** begin EXTRACTED INFORMATION **
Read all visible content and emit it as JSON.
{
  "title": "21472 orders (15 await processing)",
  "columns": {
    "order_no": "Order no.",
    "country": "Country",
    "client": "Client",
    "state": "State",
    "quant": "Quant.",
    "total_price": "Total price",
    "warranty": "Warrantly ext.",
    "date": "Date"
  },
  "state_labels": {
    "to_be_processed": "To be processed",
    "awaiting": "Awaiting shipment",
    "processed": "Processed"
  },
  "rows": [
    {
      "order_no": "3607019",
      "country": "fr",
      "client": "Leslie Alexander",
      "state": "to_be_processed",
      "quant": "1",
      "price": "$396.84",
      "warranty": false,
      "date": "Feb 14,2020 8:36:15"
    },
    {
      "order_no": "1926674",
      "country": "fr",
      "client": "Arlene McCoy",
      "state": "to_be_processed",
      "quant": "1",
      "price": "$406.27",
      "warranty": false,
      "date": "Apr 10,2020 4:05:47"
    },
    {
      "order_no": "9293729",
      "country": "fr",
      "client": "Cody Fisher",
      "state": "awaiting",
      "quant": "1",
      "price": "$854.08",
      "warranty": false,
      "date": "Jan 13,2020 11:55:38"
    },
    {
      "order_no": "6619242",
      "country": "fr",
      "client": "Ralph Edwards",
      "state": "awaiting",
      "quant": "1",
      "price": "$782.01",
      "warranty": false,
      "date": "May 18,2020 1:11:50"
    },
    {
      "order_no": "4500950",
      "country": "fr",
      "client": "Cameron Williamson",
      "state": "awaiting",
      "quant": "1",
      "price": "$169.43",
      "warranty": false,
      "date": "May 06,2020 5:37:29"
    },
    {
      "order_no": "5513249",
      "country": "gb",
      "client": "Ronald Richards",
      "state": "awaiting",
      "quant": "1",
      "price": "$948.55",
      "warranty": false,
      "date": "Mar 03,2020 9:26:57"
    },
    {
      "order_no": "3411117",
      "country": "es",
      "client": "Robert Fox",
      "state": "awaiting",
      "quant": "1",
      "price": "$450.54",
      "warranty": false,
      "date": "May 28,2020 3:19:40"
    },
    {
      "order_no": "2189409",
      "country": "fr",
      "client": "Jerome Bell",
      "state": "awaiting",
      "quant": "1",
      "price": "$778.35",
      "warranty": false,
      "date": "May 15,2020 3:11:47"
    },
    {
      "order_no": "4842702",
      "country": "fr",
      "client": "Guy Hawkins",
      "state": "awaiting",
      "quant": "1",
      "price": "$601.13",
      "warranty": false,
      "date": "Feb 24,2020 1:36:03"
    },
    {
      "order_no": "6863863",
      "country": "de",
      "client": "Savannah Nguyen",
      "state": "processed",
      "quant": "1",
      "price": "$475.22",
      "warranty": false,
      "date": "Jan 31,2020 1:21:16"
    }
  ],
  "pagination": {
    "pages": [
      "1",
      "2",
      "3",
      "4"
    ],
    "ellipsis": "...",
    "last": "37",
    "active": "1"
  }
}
** end EXTRACTED INFORMATION **
» **GIVEN PROBLEM**: Determine how many of the lines above hold the word "price", and output that number by itself.

» **PROBLEM SOLUTION**: 11